**PROBLEM 1**
Extract from the text on patching third-party applications the passage starting with "2. Google Chrome" and going on through "in your environment.", copied word for word.
**PROBLEM 2**
Continue the text on patching third-party applications from where it stops.
+++ SUPPLIED TEXT +++
System admins know the importance of keeping up with operating systems patches on their workstations and servers, and making sure their antivirus definitions are kept up to date. We plan for and test regularly Microsoft’s monthly releases, and ensure 100% compliance on all our systems. But unless we’re using a commercial patch management solution, there are probably a myriad of third party applications that are installed on our workstations that are unfortunately not getting patched. Many of these applications are some of my favorites and I consider some of them to be ‘official’ applications for use on the network, but they don’t have their own central patch management capability, and cannot be managed using WSUS.

Trying to manually update applications on more than a handful of systems is a Sisyphean task. Just as you get to the end of the process, more updates come out as new vulnerabilities are discovered, or bugs are squashed. Ignoring these applications is dangerous though, as many could become the source of a system compromise. Many do have their own automated method for checking for updates, but require the end user to acknowledge and install the update. These generally also require that the user have administrative rights to the operating system. Relying on end users to patch is neither practical, nor safe. Here are sixteen of the most popular applications that you might not be currently patching.


Browsers can be especially dangerous to leave unpatched, as they are what users view websites with, and with their extensions, can include even more code that might inadvertently execute malware from a compromised site.

1. Mozilla Firefox
Many users swear by Firefox, which also has a rich portfolio of extensions and plugins. Users can check for updates manually by clicking Help, Check for Updates.

2. Google Chrome
Increasing in popularity, Google Chrome also has a growing number of plugins. Chrome checks for updates at each launch.

3. Opera
Opera also checks for updates automatically, and will prompt the user to install them when a recommended update is available.

4. Apple Safari
Apple’s Safari uses the Apple Software Update service to check for updates, and can be configured to install them automatically.


Some may consider media players as not for business use, but between blended learning, content rich web based applications, and smart phone management, you will undoubtedly find most if not all of these on many workstations in your environment.

5. Apple iTunes
Apple’s iTunes application is required for the initial setup and ongoing management of iPhones and iPads. As these devices permeate the corporate environment, keeping these applications up to date will become more and more important. Like Safari, iTunes uses the Apple Update Service to check for updates, but the user must download and install the latest version.

6. Apple Quicktime
If you have iTunes, you have Quicktime, and just like iTunes, the Apple Update Service can check for updates, but the user must install them.
+++ DATASET ENTRIES +++
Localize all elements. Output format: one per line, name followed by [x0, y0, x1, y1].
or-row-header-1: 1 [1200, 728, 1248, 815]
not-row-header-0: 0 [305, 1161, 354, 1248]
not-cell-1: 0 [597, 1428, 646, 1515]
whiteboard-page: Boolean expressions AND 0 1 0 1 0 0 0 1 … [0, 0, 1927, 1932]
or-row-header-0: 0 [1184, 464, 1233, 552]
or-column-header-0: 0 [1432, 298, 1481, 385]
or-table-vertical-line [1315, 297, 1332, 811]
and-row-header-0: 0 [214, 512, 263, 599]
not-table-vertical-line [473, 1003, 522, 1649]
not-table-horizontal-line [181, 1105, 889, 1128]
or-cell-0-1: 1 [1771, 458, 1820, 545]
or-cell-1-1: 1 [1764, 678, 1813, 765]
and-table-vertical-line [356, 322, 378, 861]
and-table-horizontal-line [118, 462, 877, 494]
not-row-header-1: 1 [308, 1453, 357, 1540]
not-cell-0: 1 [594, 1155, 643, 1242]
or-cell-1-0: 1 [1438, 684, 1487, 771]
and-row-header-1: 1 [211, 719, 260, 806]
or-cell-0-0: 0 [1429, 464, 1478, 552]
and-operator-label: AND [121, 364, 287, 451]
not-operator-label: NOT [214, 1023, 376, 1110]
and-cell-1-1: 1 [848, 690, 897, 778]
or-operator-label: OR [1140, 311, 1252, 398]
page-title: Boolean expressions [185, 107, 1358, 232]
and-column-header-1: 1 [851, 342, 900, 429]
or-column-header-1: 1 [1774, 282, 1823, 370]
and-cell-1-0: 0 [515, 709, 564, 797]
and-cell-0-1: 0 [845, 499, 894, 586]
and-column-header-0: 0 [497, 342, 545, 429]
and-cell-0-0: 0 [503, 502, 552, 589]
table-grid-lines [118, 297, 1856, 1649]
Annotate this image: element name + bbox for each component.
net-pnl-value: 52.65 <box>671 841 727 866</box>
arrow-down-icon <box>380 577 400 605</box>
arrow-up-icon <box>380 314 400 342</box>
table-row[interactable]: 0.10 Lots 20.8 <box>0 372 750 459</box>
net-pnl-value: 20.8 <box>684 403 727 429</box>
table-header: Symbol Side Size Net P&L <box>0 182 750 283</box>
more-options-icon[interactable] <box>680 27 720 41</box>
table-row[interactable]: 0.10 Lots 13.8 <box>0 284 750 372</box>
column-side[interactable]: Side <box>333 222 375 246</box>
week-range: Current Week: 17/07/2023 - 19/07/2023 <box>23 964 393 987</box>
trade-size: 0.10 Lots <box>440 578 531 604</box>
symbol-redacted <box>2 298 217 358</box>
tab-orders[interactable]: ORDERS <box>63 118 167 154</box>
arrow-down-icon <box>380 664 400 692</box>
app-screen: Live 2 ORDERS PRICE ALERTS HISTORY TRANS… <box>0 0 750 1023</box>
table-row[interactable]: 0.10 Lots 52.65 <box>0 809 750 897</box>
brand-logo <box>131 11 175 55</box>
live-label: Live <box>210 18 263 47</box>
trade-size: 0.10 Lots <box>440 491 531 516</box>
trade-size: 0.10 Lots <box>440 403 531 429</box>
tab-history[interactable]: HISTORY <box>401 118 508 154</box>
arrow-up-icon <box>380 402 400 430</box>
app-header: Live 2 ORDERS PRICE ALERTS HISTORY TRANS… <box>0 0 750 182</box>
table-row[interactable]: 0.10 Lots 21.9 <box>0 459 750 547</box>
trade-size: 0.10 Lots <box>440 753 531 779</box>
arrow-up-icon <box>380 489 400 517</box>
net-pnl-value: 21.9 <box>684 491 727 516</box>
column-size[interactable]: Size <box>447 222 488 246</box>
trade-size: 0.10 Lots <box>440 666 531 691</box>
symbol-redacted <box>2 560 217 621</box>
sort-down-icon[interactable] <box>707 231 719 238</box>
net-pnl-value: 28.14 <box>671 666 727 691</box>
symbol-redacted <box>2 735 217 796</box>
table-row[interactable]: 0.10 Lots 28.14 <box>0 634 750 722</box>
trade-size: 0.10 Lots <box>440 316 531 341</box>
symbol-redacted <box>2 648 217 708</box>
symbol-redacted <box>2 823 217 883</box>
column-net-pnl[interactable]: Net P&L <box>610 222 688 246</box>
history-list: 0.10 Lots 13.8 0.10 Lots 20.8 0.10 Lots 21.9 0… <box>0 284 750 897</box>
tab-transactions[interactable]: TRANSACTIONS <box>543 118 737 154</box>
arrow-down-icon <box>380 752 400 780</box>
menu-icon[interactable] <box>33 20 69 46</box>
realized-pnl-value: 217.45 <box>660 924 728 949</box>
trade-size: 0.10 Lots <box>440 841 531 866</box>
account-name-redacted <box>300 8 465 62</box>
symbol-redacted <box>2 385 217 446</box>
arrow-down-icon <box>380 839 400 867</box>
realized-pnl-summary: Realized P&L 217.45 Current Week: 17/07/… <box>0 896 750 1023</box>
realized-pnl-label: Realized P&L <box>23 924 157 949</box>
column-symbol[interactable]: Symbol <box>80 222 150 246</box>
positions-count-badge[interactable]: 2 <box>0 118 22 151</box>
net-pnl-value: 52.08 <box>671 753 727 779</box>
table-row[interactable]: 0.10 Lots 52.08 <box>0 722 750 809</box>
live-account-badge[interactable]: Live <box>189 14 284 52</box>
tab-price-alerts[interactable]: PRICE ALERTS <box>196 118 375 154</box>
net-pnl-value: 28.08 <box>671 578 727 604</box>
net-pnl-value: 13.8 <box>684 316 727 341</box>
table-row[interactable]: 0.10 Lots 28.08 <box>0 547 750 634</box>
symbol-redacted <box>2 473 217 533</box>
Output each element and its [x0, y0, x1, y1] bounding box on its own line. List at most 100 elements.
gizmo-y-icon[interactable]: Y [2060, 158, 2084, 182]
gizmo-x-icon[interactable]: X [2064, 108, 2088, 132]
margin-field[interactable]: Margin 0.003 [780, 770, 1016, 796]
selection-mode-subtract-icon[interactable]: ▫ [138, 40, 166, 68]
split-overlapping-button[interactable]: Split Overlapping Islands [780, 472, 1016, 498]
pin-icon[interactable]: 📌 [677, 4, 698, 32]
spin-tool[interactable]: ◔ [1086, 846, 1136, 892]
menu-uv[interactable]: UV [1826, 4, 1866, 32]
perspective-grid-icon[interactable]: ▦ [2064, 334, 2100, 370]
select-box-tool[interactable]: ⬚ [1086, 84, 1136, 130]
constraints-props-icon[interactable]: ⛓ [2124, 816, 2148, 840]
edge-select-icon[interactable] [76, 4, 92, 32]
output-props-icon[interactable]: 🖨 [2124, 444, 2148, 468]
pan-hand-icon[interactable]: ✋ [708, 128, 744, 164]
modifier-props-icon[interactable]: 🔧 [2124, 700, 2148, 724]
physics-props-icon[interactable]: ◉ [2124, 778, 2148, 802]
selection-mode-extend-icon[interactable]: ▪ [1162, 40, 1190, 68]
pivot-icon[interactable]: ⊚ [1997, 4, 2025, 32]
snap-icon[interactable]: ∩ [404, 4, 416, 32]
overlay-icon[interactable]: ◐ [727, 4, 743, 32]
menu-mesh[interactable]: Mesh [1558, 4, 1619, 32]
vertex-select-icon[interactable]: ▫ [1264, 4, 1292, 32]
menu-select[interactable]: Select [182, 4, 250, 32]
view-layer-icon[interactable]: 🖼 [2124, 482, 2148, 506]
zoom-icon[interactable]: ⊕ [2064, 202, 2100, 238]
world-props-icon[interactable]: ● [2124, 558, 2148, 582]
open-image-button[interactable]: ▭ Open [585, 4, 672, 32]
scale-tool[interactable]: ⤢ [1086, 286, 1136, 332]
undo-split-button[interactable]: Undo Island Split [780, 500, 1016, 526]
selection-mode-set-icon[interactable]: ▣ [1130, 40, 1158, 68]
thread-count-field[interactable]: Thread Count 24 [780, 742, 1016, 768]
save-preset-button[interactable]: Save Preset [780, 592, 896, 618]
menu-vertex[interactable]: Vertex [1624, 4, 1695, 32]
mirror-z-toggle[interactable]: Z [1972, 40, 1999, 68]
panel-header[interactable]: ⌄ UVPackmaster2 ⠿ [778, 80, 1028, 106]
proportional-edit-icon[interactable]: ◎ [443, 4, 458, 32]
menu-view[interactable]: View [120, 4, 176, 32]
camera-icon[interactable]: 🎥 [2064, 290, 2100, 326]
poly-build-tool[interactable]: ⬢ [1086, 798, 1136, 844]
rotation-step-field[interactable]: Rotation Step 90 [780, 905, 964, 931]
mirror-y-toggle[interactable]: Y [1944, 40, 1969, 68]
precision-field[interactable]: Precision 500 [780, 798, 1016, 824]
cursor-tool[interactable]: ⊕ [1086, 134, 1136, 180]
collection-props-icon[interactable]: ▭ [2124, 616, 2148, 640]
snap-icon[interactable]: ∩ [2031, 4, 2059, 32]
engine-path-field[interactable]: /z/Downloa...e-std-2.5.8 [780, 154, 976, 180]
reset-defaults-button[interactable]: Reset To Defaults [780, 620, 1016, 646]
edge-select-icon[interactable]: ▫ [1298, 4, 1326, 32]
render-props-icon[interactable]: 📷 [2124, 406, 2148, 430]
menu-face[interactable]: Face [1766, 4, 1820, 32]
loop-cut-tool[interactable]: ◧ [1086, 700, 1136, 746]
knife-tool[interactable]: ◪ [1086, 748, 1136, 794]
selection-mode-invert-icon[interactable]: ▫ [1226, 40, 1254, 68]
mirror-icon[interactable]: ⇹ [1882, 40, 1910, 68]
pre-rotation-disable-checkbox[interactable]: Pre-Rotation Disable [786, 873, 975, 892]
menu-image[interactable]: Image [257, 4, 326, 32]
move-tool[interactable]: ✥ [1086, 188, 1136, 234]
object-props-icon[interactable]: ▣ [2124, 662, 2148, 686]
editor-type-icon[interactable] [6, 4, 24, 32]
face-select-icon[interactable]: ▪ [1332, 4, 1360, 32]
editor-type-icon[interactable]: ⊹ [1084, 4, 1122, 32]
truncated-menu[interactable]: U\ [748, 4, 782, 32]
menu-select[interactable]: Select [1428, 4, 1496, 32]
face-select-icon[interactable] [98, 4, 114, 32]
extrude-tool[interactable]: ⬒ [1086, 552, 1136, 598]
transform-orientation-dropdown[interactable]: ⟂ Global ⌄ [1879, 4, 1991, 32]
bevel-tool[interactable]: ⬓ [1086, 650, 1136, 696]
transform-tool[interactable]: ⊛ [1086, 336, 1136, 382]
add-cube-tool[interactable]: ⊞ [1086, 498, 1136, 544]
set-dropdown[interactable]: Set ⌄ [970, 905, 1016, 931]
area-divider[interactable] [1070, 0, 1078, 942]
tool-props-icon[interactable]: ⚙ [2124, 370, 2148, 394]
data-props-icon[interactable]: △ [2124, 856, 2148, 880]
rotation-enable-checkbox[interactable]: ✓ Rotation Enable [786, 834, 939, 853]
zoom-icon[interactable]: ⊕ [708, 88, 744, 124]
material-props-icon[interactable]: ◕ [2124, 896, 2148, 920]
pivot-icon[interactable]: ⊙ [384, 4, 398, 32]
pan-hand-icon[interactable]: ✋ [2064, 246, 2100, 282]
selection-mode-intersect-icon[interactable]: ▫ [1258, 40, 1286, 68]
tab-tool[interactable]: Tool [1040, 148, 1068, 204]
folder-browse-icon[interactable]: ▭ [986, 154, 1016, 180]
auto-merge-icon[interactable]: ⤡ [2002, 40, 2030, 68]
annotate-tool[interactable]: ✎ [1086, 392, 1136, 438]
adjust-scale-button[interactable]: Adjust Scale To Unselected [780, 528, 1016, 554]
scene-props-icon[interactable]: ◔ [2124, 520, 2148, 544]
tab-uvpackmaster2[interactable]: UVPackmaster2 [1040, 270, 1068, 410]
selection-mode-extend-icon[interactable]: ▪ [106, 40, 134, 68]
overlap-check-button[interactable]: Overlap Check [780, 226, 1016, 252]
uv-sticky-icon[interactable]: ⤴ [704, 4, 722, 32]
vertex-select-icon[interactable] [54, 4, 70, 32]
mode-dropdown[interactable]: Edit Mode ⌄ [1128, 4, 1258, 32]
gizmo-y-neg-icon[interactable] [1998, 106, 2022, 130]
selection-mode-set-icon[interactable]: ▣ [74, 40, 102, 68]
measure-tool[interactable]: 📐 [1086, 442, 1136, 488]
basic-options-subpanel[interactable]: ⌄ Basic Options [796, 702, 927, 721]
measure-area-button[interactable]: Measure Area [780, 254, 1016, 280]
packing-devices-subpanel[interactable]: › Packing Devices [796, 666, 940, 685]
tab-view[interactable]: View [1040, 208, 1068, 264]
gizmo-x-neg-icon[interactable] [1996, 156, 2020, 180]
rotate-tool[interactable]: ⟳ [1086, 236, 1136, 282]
+++
**TASK ANSWER 1**
2. Google Chrome
Increasing in popularity, Google Chrome also has a growing number of plugins. Chrome checks for updates at each launch.

3. Opera
Opera also checks for updates automatically, and will prompt the user to install them when a recommended update is available.

4. Apple Safari
Apple’s Safari uses the Apple Software Update service to check for updates, and can be configured to install them automatically.


Some may consider media players as not for business use, but between blended learning, content rich web based applications, and smart phone management, you will undoubtedly find most if not all of these on many workstations in your environment.

**TASK ANSWER 2**
7. Adobe Flash Player
Flash is almost the de facto format for content-rich websites, and dynamic content on web based applications. Flash will check for updates automatically, but again, the user must download and install the update. Corporate users can register to download a network redistributable package, but must work out how to install that on their own.

8. Adobe Shockwave Player
Like Flash, Shockwave is frequently installed on laptops to access rich content on websites. It too has a redistributable package that can be deployed through a script.

9. Real Player
Many corporate training solutions use Real Player to deliver required courses to all users. RealPlayer has an auto update feature which requires that the user have admin rights.


Runtimes provide great functionality for application development, but come with the risk that malicious applications can be downloaded and executed.

10. Adobe Air
Adobe Air’s auto-update feature checks every two weeks to see if updates are available and then will prompt the user to install them. This requires that the user close any open Air apps, and that they have admin rights.

11. Java Runtime Environment
The Java Runtime will also check periodically for updates, and prompts the user to download and install them. As with the others in this list, it requires the user to have administrative rights.


12. Adobe Reader
Adobe’s PDF Reader software is frequently updated. Current versions do check for updates and prompt the user to install them.

13. BlackBerry Desktop Software
The management application for BlackBerries checks for updates when launched, and will prompt the user to download and install the latest version.

14. 7-Zip
One of the two most common compression utilities, there is no setting in the program for automatically checking for updates.

15. WinZip
The other of the two most common compression utilities, again, there is no setting in the program for automatically checking for updates.

16. Pidgin
The Pidgin Instant Messaging application includes a plug-in called Release Notification that, when enabled, will check for updates and notify the user that they should download and install the latest version.

Fortunately, most of these (and many more) can be updated by commercial patch management software such as GFI LANguard. Others may require a manual install method like a login script or batch file. If you have these applications deployed on your network, make sure you are updating them on your workstations and servers.